[Task to complete] Copy the data below exactly, omitting any picture it contains.

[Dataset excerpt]
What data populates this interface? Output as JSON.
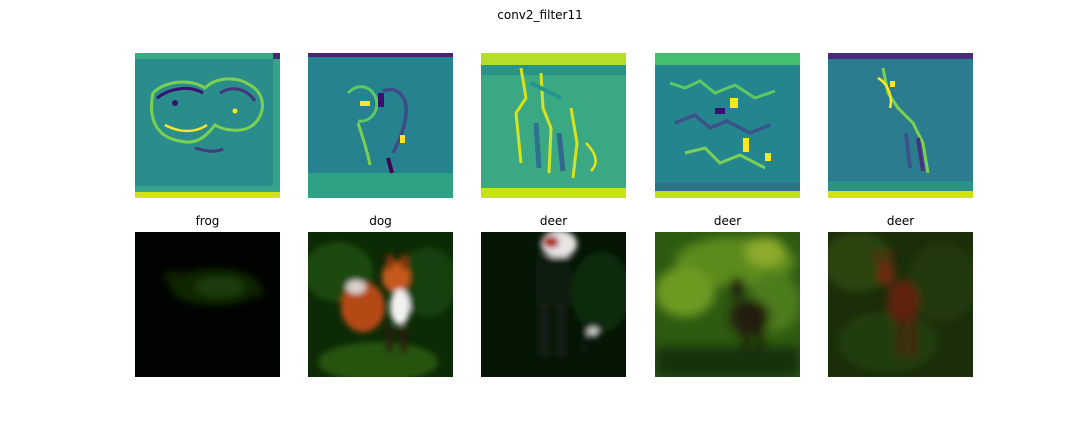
{
  "figure": {
    "title": "conv2_filter11"
  },
  "feature_maps": [
    {
      "subject": "frog-outline"
    },
    {
      "subject": "dog-outline"
    },
    {
      "subject": "standing-animal-outline"
    },
    {
      "subject": "textured-scene"
    },
    {
      "subject": "deer-outline"
    }
  ],
  "images": [
    {
      "label": "frog"
    },
    {
      "label": "dog"
    },
    {
      "label": "deer"
    },
    {
      "label": "deer"
    },
    {
      "label": "deer"
    }
  ],
  "colors": {
    "viridis_low": "#440154",
    "viridis_mid": "#21918c",
    "viridis_high": "#fde725",
    "background": "#ffffff"
  }
}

[Task response]
What data populates this interface? Output as JSON.
{
  "figure": {
    "title": "conv2_filter11"
  },
  "feature_maps": [
    {
      "subject": "frog-outline"
    },
    {
      "subject": "dog-outline"
    },
    {
      "subject": "standing-animal-outline"
    },
    {
      "subject": "textured-scene"
    },
    {
      "subject": "deer-outline"
    }
  ],
  "images": [
    {
      "label": "frog"
    },
    {
      "label": "dog"
    },
    {
      "label": "deer"
    },
    {
      "label": "deer"
    },
    {
      "label": "deer"
    }
  ],
  "colors": {
    "viridis_low": "#440154",
    "viridis_mid": "#21918c",
    "viridis_high": "#fde725",
    "background": "#ffffff"
  }
}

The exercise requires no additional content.